▶ _What you will do_: Select and copy out every line in the records containing "JSON".

* * * *

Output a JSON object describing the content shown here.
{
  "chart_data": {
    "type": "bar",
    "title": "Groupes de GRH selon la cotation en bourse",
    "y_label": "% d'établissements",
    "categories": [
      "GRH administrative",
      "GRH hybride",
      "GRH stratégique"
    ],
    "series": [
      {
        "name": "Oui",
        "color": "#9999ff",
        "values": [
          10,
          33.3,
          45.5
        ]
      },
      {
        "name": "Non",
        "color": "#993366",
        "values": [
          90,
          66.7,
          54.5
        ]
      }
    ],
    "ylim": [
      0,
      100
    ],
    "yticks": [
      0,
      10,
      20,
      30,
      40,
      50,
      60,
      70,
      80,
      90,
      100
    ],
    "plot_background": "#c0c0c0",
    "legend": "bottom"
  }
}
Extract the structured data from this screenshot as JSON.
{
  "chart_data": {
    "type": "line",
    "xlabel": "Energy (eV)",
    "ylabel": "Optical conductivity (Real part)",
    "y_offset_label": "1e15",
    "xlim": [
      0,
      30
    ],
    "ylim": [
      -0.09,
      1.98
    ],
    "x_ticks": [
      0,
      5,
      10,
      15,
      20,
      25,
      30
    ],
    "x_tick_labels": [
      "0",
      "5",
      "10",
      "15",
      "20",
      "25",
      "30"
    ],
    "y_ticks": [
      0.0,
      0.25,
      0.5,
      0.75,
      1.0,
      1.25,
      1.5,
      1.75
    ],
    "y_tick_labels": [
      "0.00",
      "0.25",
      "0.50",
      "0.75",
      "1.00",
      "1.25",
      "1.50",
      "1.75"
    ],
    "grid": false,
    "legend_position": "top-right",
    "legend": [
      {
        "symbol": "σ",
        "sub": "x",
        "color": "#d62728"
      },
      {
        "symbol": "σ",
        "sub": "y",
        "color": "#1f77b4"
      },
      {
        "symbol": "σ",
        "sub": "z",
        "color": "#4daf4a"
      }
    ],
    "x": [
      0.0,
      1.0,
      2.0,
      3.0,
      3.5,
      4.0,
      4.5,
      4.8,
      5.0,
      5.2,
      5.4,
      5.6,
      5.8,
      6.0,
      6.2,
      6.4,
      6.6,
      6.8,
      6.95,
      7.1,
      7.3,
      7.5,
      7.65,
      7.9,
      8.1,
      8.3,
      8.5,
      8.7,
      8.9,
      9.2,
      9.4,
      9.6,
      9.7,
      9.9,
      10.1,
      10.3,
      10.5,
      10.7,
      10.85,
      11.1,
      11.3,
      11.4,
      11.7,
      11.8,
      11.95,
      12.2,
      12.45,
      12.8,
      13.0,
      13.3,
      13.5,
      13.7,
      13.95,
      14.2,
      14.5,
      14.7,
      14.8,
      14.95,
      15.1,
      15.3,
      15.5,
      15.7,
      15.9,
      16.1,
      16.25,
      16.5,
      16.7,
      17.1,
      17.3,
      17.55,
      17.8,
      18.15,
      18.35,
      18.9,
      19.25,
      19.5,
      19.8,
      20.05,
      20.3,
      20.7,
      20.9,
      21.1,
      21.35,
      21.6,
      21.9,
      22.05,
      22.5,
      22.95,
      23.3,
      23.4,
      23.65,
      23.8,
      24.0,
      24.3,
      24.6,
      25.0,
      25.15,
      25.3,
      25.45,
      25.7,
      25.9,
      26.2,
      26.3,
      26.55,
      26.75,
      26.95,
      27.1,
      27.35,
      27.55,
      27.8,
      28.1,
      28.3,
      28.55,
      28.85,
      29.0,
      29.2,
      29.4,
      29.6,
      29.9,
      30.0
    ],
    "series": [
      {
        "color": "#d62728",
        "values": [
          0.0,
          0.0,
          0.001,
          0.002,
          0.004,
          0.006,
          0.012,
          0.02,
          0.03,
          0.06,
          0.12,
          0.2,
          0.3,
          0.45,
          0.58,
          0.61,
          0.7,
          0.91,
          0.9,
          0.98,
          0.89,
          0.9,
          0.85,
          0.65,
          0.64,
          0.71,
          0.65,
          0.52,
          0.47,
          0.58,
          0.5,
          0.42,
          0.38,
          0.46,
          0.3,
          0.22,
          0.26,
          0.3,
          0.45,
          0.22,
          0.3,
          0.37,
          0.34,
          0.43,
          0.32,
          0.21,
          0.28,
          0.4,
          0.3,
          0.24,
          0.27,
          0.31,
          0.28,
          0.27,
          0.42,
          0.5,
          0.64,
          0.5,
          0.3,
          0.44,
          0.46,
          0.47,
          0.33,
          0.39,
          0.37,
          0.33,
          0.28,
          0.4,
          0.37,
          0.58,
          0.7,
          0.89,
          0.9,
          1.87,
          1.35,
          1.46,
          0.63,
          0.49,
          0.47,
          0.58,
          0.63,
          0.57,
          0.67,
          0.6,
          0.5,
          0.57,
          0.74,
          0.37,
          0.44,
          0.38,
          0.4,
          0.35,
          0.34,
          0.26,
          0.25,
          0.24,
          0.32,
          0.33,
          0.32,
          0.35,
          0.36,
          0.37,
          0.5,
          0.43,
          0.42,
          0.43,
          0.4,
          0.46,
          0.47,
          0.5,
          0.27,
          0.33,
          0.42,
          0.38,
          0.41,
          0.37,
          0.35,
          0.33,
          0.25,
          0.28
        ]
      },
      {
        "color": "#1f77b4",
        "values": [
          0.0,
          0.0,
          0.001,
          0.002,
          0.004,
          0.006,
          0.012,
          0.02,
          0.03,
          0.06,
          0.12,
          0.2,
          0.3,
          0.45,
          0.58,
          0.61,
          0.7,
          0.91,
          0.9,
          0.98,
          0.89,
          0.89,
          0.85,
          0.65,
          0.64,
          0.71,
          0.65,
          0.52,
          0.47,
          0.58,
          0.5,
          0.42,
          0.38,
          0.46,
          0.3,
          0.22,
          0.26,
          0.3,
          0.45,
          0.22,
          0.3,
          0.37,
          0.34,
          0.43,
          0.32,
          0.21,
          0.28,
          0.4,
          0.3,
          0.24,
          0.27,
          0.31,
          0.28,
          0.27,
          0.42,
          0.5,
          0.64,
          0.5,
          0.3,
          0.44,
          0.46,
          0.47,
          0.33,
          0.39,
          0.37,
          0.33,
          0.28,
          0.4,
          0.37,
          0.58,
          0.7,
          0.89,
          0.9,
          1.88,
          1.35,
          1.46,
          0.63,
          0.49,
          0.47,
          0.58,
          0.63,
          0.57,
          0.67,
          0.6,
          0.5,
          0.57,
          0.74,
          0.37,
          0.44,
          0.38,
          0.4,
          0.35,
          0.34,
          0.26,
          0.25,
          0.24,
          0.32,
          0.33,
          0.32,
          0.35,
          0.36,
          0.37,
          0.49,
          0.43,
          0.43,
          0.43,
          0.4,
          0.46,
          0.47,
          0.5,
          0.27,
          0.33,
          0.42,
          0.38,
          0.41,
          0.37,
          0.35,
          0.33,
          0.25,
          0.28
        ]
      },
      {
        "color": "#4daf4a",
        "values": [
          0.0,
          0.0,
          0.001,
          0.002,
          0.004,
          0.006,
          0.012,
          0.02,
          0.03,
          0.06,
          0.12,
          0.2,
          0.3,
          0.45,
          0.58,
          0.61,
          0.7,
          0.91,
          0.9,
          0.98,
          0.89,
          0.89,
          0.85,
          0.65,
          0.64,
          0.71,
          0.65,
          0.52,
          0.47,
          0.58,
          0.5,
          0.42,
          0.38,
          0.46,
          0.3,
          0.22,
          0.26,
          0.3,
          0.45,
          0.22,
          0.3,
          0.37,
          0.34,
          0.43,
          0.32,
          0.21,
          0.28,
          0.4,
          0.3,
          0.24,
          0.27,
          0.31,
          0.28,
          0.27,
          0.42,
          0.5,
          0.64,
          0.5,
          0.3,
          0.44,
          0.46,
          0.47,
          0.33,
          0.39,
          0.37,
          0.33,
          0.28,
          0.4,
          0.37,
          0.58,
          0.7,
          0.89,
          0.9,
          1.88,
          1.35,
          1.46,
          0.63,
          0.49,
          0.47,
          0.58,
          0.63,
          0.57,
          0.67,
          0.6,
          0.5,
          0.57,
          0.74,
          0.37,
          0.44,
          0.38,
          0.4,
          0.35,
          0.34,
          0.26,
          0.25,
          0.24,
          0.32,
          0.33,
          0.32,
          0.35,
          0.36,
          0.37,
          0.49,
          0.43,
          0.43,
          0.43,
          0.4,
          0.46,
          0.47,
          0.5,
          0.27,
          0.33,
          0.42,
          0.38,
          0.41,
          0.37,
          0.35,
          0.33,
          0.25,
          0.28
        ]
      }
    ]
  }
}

* * * *

▶ _Exercise response_:
Output a JSON object describing the content shown here.
Extract the structured data from this screenshot as JSON.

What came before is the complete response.